Extract to read:
..............................
As you just read in the previous travel article,
our undercover diver writes of the dives on Truk
Lagoon wrecks as technical dives; however, all but
one of those is totally possible for a recreational
diver to do while breathing either air or nitrox
from a single tank.
To visit the deepest San Francisco Maru, which
sits at 205 feet, may be daunting for some, but others
manage it, merely by taking adequate supplies
of air with them and being prepared to wait for a
bit, depending on how much decompression time
they've clocked up, at 20 feet before finally making
for the surface. (Or you can simply check out the
top deck, at 165 feet, or the tops of the two masts,
which stand at the 105 foot-mark, and you'll keep
out of deco that way).
Those divers who visited the 180-feet deep
wrecks of Bikini Atoll in the Marshall Islands
with Bikini Atoll Divers learned to use air for the
main part of the dive, then swap to nitrox 80 at
30 feet on the way up to speed up decompression
procedures (a procedure devised for Bikini Atoll
by Tom Mount, a cave diving pioneer and CEO
of the International Association Of Nitrox and
Technical Divers). It's not rocket science but it
demands that a diver starts off with enough air to
do the deep part.
..............................
Data excerpts:
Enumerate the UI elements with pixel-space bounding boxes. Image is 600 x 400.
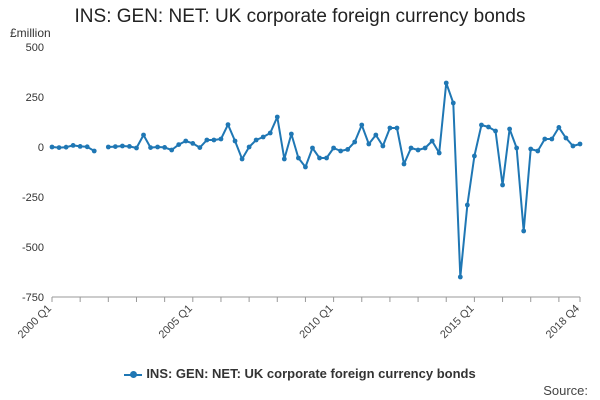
legend-label: INS: GEN: NET: UK corporate foreign curr…	[146, 366, 476, 381]
data-point	[239, 156, 245, 162]
data-point	[366, 141, 372, 147]
data-point	[112, 144, 118, 150]
data-point	[267, 130, 273, 136]
data-point	[91, 148, 97, 154]
data-point	[549, 136, 555, 142]
data-point	[183, 138, 189, 144]
data-point	[570, 143, 576, 149]
source-label: Source:	[543, 383, 588, 398]
x-tick-label: 2000 Q1	[16, 303, 54, 341]
data-point	[77, 144, 83, 149]
data-point	[380, 143, 386, 149]
data-point	[338, 148, 344, 154]
y-axis-ticks: 500 250 0 -250 -500 -750	[22, 42, 44, 304]
data-point	[500, 182, 505, 188]
data-point	[443, 80, 449, 86]
data-point	[317, 155, 322, 161]
y-tick-label: 500	[26, 42, 44, 54]
data-point	[169, 147, 175, 153]
data-point	[155, 144, 161, 150]
data-point	[162, 145, 168, 150]
legend[interactable]: INS: GEN: NET: UK corporate foreign curr…	[0, 366, 600, 381]
data-point	[359, 122, 365, 128]
data-point	[528, 146, 534, 152]
chart-title: INS: GEN: NET: UK corporate foreign curr…	[74, 6, 526, 27]
data-point	[49, 144, 55, 150]
data-point	[288, 131, 294, 137]
data-point	[422, 145, 428, 151]
data-point	[148, 145, 153, 151]
x-tick-label: 2010 Q1	[297, 303, 335, 341]
data-point	[408, 145, 414, 151]
data-point	[507, 126, 512, 132]
data-point	[331, 145, 336, 151]
data-point	[457, 274, 463, 280]
legend-marker-icon	[124, 370, 143, 380]
data-point	[373, 132, 379, 138]
x-tick-label: 2005 Q1	[157, 303, 195, 341]
data-point	[521, 228, 527, 234]
data-point	[563, 135, 569, 141]
data-point	[141, 132, 146, 138]
data-point	[464, 202, 470, 208]
data-point	[63, 144, 69, 150]
y-axis-unit-label: £million	[10, 26, 51, 40]
data-point	[296, 155, 301, 161]
data-point	[56, 145, 62, 151]
data-point	[479, 122, 484, 128]
data-point	[387, 125, 393, 131]
data-point	[556, 125, 562, 130]
data-point	[70, 143, 76, 148]
y-tick-label: -500	[22, 242, 44, 254]
series-line	[49, 80, 583, 280]
data-point	[190, 141, 196, 146]
data-point	[535, 148, 541, 154]
data-point	[197, 145, 203, 151]
series-line-segment	[108, 82, 581, 278]
data-point	[352, 139, 358, 145]
data-point	[472, 153, 477, 159]
data-point	[204, 137, 210, 143]
data-point	[345, 147, 351, 152]
data-point	[429, 138, 435, 144]
data-point	[253, 137, 259, 143]
data-point	[211, 137, 217, 143]
data-point	[134, 145, 139, 151]
x-tick-label: 2015 Q1	[438, 303, 476, 341]
data-point	[260, 134, 266, 140]
data-point	[303, 164, 308, 170]
y-tick-label: 250	[26, 92, 44, 104]
data-point	[415, 147, 421, 153]
data-point	[493, 128, 498, 134]
y-tick-label: -750	[22, 292, 44, 304]
y-tick-label: 0	[38, 142, 44, 154]
x-tick-label: 2018 Q4	[544, 303, 582, 341]
data-point	[577, 141, 583, 147]
data-point	[450, 100, 456, 106]
data-point	[225, 122, 231, 127]
data-point	[436, 150, 442, 156]
data-point	[246, 144, 252, 150]
x-axis: 2000 Q1 2005 Q1 2010 Q1 2015 Q1 2018 Q4	[16, 296, 582, 341]
data-point	[394, 125, 400, 131]
data-point	[127, 144, 132, 149]
data-point	[310, 145, 315, 151]
data-point	[120, 143, 125, 149]
data-point	[232, 138, 238, 144]
data-point	[514, 145, 520, 151]
data-point	[324, 155, 329, 161]
data-point	[218, 136, 224, 142]
data-point	[274, 114, 280, 120]
data-point	[486, 124, 491, 130]
data-point	[401, 161, 407, 167]
data-point	[176, 142, 182, 148]
data-point	[542, 136, 548, 142]
y-tick-label: -250	[22, 192, 44, 204]
data-point	[281, 156, 287, 162]
data-point	[84, 144, 90, 150]
data-point	[105, 144, 111, 150]
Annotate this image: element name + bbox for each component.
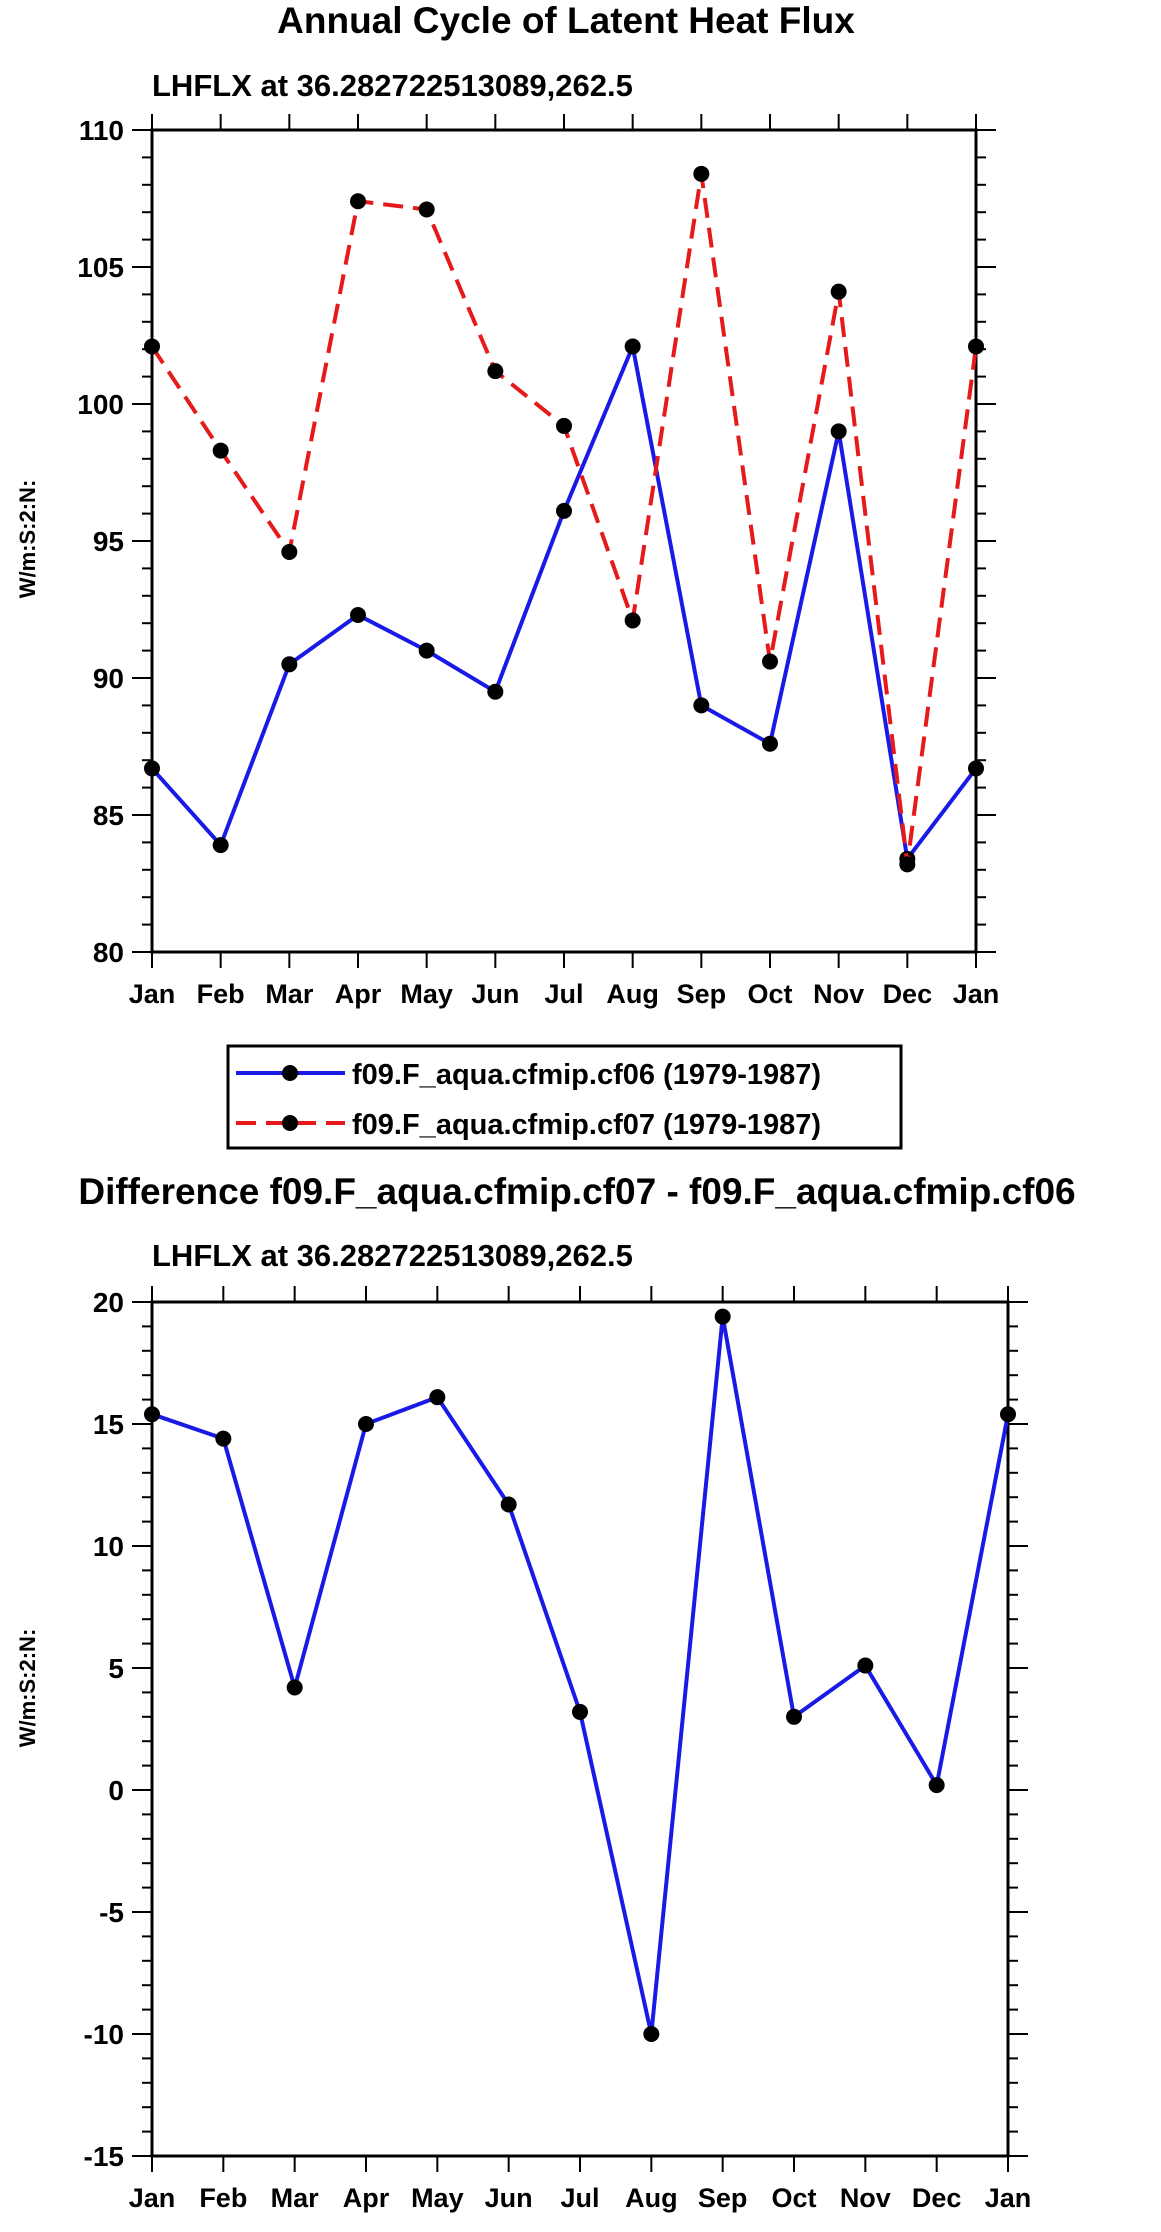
x-tick-label: Jul: [544, 979, 583, 1009]
data-point: [144, 338, 160, 355]
data-point: [624, 338, 641, 355]
data-point: [212, 837, 229, 854]
chart1-legend: f09.F_aqua.cfmip.cf06 (1979-1987) f09.F_…: [226, 1044, 903, 1150]
legend-marker-cf07: [282, 1115, 298, 1131]
legend-box: [226, 1044, 903, 1150]
plot-frame: [150, 128, 978, 954]
y-tick-label: 5: [108, 1653, 124, 1684]
data-point: [693, 697, 710, 714]
x-tick-label: Aug: [625, 2183, 677, 2213]
plot-frame: [150, 1300, 1010, 2158]
y-tick-label: 85: [93, 800, 124, 831]
x-tick-label: Jan: [953, 979, 1000, 1009]
data-point: [714, 1308, 731, 1325]
y-tick-label: -5: [99, 1897, 124, 1928]
x-tick-label: May: [400, 979, 453, 1009]
chart2-plot-area: -15 -10 -5 0 5 10 15 20 Jan Feb Mar Apr May Jun Jul Aug…: [84, 1286, 1032, 2213]
y-tick-label: 80: [93, 937, 124, 968]
x-tick-label: Mar: [271, 2183, 320, 2213]
y-tick-label: 95: [93, 526, 124, 557]
chart2-subtitle: LHFLX at 36.282722513089,262.5: [152, 1238, 633, 1273]
data-point: [144, 760, 160, 777]
data-point: [762, 735, 778, 752]
y-tick-label: 90: [93, 663, 124, 694]
data-point: [1000, 1406, 1016, 1423]
y-tick-label: -10: [84, 2019, 124, 2050]
x-tick-label: Jan: [129, 2183, 176, 2213]
series-line-0: [151, 1314, 1010, 2036]
y-tick-label: -15: [84, 2141, 124, 2172]
data-point: [556, 502, 572, 519]
y-tick-label: 0: [108, 1775, 124, 1806]
data-point: [928, 1777, 945, 1794]
data-point: [830, 423, 847, 440]
data-point: [215, 1430, 232, 1447]
chart2-ylabel: W/m:S:2:N:: [15, 1629, 40, 1748]
data-point: [572, 1703, 588, 1720]
data-point: [418, 642, 435, 659]
x-tick-label: Aug: [606, 979, 658, 1009]
data-point: [487, 683, 504, 700]
data-point: [286, 1679, 303, 1696]
chart1-ylabel: W/m:S:2:N:: [15, 480, 40, 599]
data-point: [786, 1708, 802, 1725]
data-point: [418, 201, 435, 218]
data-point: [857, 1657, 874, 1674]
chart1-plot-area: 80 85 90 95 100 105 110 Jan Feb Mar Apr May Jun Jul Au…: [77, 114, 999, 1009]
x-tick-label: Jul: [560, 2183, 599, 2213]
data-point: [624, 612, 641, 629]
x-tick-label: Jun: [485, 2183, 533, 2213]
data-point: [350, 606, 366, 623]
x-tick-label: Apr: [343, 2183, 390, 2213]
data-point: [556, 417, 572, 434]
x-tick-label: May: [411, 2183, 464, 2213]
chart1-subtitle: LHFLX at 36.282722513089,262.5: [152, 68, 633, 103]
x-tick-label: Jan: [129, 979, 176, 1009]
y-tick-label: 15: [93, 1409, 124, 1440]
chart2-title: Difference f09.F_aqua.cfmip.cf07 - f09.F…: [78, 1171, 1075, 1212]
data-point: [968, 760, 984, 777]
x-tick-label: Oct: [747, 979, 792, 1009]
data-point: [350, 193, 366, 210]
x-tick-label: Dec: [912, 2183, 962, 2213]
x-tick-label: Sep: [698, 2183, 748, 2213]
x-tick-label: Jan: [985, 2183, 1032, 2213]
data-point: [212, 442, 229, 459]
data-point: [830, 283, 847, 300]
y-tick-label: 105: [77, 252, 124, 283]
x-tick-label: Feb: [199, 2183, 247, 2213]
x-tick-label: Oct: [771, 2183, 816, 2213]
legend-marker-cf06: [282, 1065, 298, 1081]
data-point: [693, 165, 710, 182]
x-tick-label: Nov: [813, 979, 864, 1009]
data-point: [144, 1406, 160, 1423]
x-tick-label: Feb: [197, 979, 245, 1009]
x-tick-label: Apr: [335, 979, 382, 1009]
x-tick-label: Sep: [677, 979, 727, 1009]
y-tick-label: 20: [93, 1287, 124, 1318]
y-tick-label: 100: [77, 389, 124, 420]
x-tick-label: Mar: [265, 979, 314, 1009]
legend-label-cf06: f09.F_aqua.cfmip.cf06 (1979-1987): [352, 1059, 821, 1091]
chart1-title: Annual Cycle of Latent Heat Flux: [277, 0, 855, 41]
data-point: [643, 2026, 660, 2042]
data-point: [968, 338, 984, 355]
x-tick-label: Dec: [883, 979, 933, 1009]
data-point: [899, 856, 916, 873]
legend-label-cf07: f09.F_aqua.cfmip.cf07 (1979-1987): [352, 1109, 821, 1141]
x-tick-label: Jun: [471, 979, 519, 1009]
y-tick-label: 110: [79, 115, 124, 146]
data-point: [281, 543, 298, 560]
data-point: [358, 1416, 374, 1432]
y-tick-label: 10: [93, 1531, 124, 1562]
data-point: [429, 1389, 446, 1406]
data-point: [500, 1496, 517, 1513]
data-point: [281, 656, 298, 673]
data-point: [762, 653, 778, 670]
x-tick-label: Nov: [840, 2183, 891, 2213]
data-point: [487, 363, 504, 380]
..............................
What to produce: Continue the article on recreational diving of the deep wrecks at Truk Lagoon and Bikini Atoll, starting right after its last sentence.

Solved exercise:
For many basic open water divers, it's a new
experience but Fabio Amaral, who ran Bikini Atoll
Divers for years, says all his participants seemed
to manage it easily. "It was impossible to get supplies
of helium in Bikini, so everyone dived on air,
speeding up decompression by breathing nitrox 80,
supplied by hookah on the decompression trapeze.
With no currents within the lagoon, it was easy
for all divers to find their way back to the trapeze
hung under the boat."
In Amaral's time there, he only had one suspected
case of decompression sickness. "A gentleman
from California, who complained of mild shoulder
pain. I found out he was not hydrating -- at least
not with water, unless you count two bottles of
wine a day as hydration. He was not drinking that
much in front of us, but privately in his room. I ran
the Australian in-water recompression schedule on
him with 100 percent oxygen, and he reacted well.
As we were still unsure of the DCS, I asked one of
his mates to email me if he felt pain on the flight
back to Majuro, which was on the unpressurized
Dornier 229, and if he did, he should contact DAN
and get treated once back in Hawaii."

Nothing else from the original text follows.